◆ **What you will do**
Copy every line from the material below that holds "JSON".

[Source data]
· · · · · · ·

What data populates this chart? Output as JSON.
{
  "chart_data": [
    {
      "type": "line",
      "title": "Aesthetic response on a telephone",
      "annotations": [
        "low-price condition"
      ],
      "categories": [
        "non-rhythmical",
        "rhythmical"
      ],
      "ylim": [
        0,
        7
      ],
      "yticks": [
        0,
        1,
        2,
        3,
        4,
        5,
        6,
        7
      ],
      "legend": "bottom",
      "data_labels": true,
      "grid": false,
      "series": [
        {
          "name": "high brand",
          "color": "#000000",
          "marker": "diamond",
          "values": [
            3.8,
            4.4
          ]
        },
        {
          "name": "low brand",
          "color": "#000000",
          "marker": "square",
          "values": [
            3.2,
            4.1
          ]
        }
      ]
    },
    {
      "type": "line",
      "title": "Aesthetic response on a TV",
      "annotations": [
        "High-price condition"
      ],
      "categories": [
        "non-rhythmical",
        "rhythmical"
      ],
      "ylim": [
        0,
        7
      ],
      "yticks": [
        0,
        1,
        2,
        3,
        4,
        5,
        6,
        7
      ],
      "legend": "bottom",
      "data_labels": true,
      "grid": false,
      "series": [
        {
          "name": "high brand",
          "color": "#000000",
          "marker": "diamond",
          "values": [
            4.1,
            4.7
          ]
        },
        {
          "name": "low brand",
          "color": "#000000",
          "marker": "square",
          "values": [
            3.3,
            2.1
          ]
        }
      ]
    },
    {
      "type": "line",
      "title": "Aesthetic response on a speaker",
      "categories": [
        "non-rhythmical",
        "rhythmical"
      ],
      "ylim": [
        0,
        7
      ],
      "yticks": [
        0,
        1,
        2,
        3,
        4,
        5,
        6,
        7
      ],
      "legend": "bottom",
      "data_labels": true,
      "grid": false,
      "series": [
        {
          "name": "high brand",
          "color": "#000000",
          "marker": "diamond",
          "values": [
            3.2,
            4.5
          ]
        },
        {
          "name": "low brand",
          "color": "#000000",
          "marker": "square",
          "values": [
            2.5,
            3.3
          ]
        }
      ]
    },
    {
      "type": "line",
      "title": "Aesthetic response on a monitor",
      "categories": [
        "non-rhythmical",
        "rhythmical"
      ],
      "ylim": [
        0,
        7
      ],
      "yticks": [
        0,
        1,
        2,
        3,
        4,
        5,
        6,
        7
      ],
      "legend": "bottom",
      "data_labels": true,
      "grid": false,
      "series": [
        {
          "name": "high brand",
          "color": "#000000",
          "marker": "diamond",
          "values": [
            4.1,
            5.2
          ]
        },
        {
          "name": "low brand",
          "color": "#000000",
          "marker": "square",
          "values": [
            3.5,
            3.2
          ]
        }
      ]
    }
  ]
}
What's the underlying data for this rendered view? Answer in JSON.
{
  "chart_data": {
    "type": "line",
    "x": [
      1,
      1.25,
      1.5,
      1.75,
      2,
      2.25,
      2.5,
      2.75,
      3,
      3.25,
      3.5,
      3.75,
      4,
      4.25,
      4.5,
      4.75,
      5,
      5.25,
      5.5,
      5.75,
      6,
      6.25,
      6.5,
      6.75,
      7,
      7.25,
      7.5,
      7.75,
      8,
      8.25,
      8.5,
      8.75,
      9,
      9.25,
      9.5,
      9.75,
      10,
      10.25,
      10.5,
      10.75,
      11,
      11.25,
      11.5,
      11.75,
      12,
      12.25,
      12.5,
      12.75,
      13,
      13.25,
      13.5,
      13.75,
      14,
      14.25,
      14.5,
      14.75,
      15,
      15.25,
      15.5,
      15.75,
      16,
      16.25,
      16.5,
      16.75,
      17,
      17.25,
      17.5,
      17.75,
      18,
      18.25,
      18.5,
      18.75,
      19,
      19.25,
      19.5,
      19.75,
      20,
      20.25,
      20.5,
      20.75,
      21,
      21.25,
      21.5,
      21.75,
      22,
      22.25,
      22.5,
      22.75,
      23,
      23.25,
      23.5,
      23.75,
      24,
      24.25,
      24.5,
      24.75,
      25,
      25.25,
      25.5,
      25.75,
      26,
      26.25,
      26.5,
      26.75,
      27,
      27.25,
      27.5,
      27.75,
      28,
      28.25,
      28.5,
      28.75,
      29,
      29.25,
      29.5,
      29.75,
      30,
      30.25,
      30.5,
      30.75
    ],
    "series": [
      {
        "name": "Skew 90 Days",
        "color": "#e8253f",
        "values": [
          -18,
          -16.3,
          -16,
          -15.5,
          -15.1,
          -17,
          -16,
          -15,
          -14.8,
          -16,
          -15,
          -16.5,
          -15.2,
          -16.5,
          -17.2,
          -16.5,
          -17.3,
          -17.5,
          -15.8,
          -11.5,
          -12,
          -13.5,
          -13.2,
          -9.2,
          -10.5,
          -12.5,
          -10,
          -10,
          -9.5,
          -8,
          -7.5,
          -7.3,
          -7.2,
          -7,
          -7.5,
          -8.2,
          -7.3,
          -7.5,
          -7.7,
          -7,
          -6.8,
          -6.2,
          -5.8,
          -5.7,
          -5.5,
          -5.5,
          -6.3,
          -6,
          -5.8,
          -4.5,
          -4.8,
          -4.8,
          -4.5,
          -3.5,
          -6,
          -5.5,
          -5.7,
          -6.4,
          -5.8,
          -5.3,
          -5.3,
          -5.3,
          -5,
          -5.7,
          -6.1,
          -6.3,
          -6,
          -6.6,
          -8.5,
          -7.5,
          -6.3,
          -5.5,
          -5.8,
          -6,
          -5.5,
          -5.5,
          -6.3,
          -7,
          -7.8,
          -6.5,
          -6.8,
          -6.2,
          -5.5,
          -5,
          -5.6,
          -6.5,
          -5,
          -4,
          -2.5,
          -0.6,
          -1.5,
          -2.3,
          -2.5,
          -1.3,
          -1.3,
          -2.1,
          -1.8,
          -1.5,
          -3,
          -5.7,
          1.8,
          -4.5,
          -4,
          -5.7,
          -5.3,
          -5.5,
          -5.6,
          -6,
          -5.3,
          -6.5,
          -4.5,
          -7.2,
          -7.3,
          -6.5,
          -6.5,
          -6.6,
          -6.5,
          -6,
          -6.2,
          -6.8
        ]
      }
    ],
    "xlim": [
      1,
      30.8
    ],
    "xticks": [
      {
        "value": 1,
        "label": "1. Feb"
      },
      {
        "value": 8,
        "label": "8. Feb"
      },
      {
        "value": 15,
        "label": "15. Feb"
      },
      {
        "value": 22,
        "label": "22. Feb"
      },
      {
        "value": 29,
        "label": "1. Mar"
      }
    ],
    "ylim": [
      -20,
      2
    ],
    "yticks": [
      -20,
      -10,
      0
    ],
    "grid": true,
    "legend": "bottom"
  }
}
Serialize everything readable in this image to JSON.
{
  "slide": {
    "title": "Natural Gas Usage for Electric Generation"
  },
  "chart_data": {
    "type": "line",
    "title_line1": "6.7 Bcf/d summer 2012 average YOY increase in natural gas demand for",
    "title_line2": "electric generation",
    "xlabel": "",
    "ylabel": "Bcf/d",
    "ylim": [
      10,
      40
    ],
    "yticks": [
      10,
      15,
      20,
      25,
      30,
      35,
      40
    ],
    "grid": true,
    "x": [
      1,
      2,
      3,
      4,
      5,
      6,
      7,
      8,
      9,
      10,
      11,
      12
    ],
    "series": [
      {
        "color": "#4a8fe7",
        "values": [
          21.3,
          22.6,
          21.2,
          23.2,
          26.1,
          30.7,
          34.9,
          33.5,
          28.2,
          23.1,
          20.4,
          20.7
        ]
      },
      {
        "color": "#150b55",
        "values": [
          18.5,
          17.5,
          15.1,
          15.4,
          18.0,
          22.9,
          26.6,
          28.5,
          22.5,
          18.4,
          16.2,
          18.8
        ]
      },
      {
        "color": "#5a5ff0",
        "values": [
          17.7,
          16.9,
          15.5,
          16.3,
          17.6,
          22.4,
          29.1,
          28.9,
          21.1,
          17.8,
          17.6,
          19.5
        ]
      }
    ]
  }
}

· · · · · · ·

◆ **Answer to the task**
What data populates this chart? Output as JSON.
What's the underlying data for this rendered view? Answer in JSON.
Serialize everything readable in this image to JSON.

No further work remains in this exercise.